Transcribe every line exactly and omit anything that is a picture.
==================================================
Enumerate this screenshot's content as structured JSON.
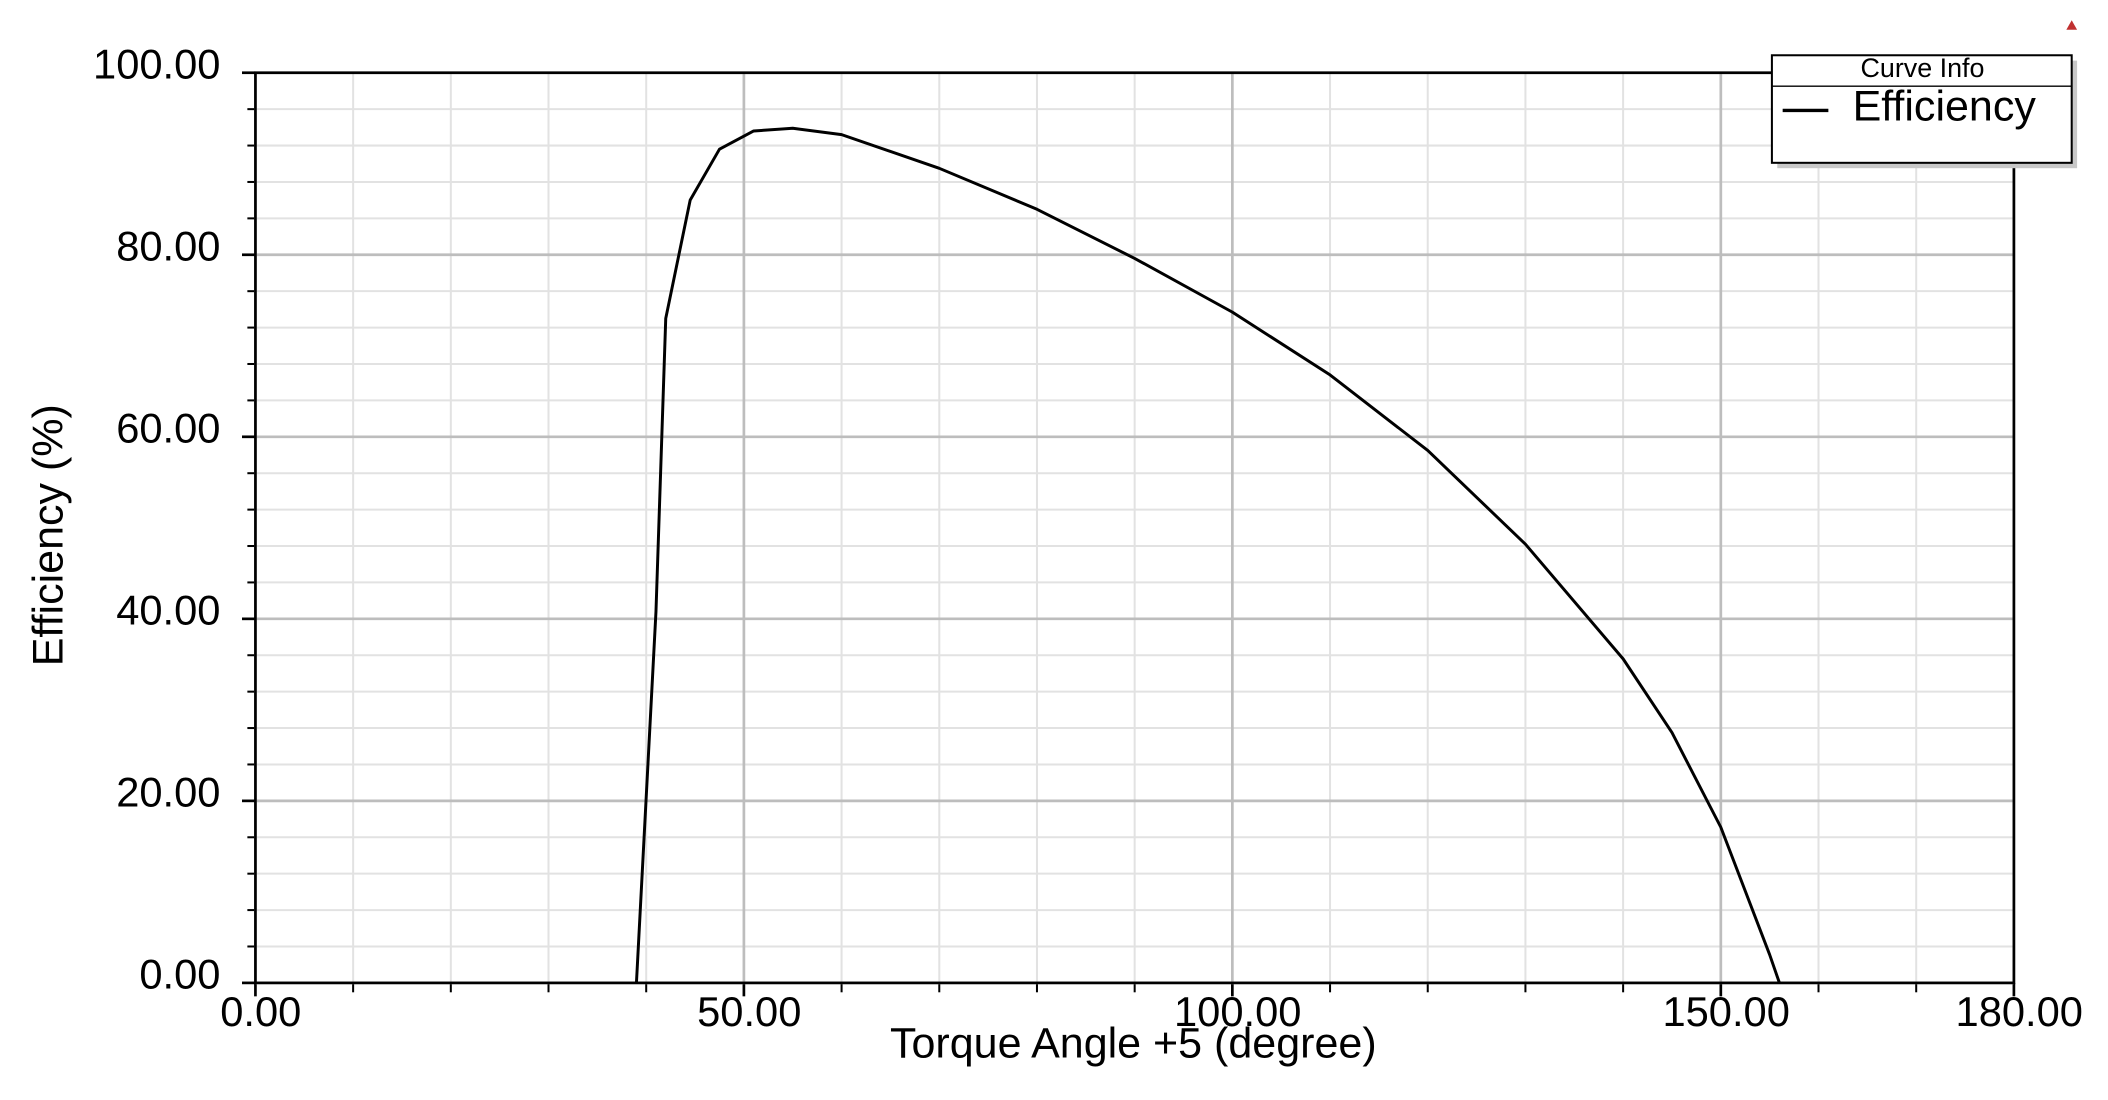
{
  "chart_data": {
    "type": "line",
    "x_label": "Torque Angle +5 (degree)",
    "y_label": "Efficiency (%)",
    "legend_title": "Curve Info",
    "legend_position": "upper right",
    "grid": true,
    "xlim": [
      0,
      180
    ],
    "ylim": [
      0,
      100
    ],
    "xticks": [
      {
        "value": 0,
        "label": "0.00"
      },
      {
        "value": 50,
        "label": "50.00"
      },
      {
        "value": 100,
        "label": "100.00"
      },
      {
        "value": 150,
        "label": "150.00"
      },
      {
        "value": 180,
        "label": "180.00"
      }
    ],
    "yticks": [
      {
        "value": 0,
        "label": "0.00"
      },
      {
        "value": 20,
        "label": "20.00"
      },
      {
        "value": 40,
        "label": "40.00"
      },
      {
        "value": 60,
        "label": "60.00"
      },
      {
        "value": 80,
        "label": "80.00"
      },
      {
        "value": 100,
        "label": "100.00"
      }
    ],
    "minor_xticks": [
      10,
      20,
      30,
      40,
      60,
      70,
      80,
      90,
      110,
      120,
      130,
      140,
      160,
      170
    ],
    "minor_yticks": [
      4,
      8,
      12,
      16,
      24,
      28,
      32,
      36,
      44,
      48,
      52,
      56,
      64,
      68,
      72,
      76,
      84,
      88,
      92,
      96
    ],
    "x": [
      39,
      41,
      42,
      44.5,
      47.5,
      51,
      55,
      60,
      70,
      80,
      90,
      100,
      110,
      120,
      130,
      140,
      145,
      150,
      155,
      156
    ],
    "series": [
      {
        "name": "Efficiency",
        "color": "#000000",
        "values": [
          0,
          40.8,
          73,
          86,
          91.6,
          93.6,
          93.9,
          93.2,
          89.5,
          85,
          79.6,
          73.7,
          66.8,
          58.5,
          48.2,
          35.6,
          27.5,
          17.1,
          3.1,
          0
        ]
      }
    ]
  }
}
==================================================
*Complete output*:
Enumerate this screenshot's content as structured JSON.
{
  "chart_data": {
    "type": "line",
    "x_label": "Torque Angle +5 (degree)",
    "y_label": "Efficiency (%)",
    "legend_title": "Curve Info",
    "legend_position": "upper right",
    "grid": true,
    "xlim": [
      0,
      180
    ],
    "ylim": [
      0,
      100
    ],
    "xticks": [
      {
        "value": 0,
        "label": "0.00"
      },
      {
        "value": 50,
        "label": "50.00"
      },
      {
        "value": 100,
        "label": "100.00"
      },
      {
        "value": 150,
        "label": "150.00"
      },
      {
        "value": 180,
        "label": "180.00"
      }
    ],
    "yticks": [
      {
        "value": 0,
        "label": "0.00"
      },
      {
        "value": 20,
        "label": "20.00"
      },
      {
        "value": 40,
        "label": "40.00"
      },
      {
        "value": 60,
        "label": "60.00"
      },
      {
        "value": 80,
        "label": "80.00"
      },
      {
        "value": 100,
        "label": "100.00"
      }
    ],
    "minor_xticks": [
      10,
      20,
      30,
      40,
      60,
      70,
      80,
      90,
      110,
      120,
      130,
      140,
      160,
      170
    ],
    "minor_yticks": [
      4,
      8,
      12,
      16,
      24,
      28,
      32,
      36,
      44,
      48,
      52,
      56,
      64,
      68,
      72,
      76,
      84,
      88,
      92,
      96
    ],
    "x": [
      39,
      41,
      42,
      44.5,
      47.5,
      51,
      55,
      60,
      70,
      80,
      90,
      100,
      110,
      120,
      130,
      140,
      145,
      150,
      155,
      156
    ],
    "series": [
      {
        "name": "Efficiency",
        "color": "#000000",
        "values": [
          0,
          40.8,
          73,
          86,
          91.6,
          93.6,
          93.9,
          93.2,
          89.5,
          85,
          79.6,
          73.7,
          66.8,
          58.5,
          48.2,
          35.6,
          27.5,
          17.1,
          3.1,
          0
        ]
      }
    ]
  }
}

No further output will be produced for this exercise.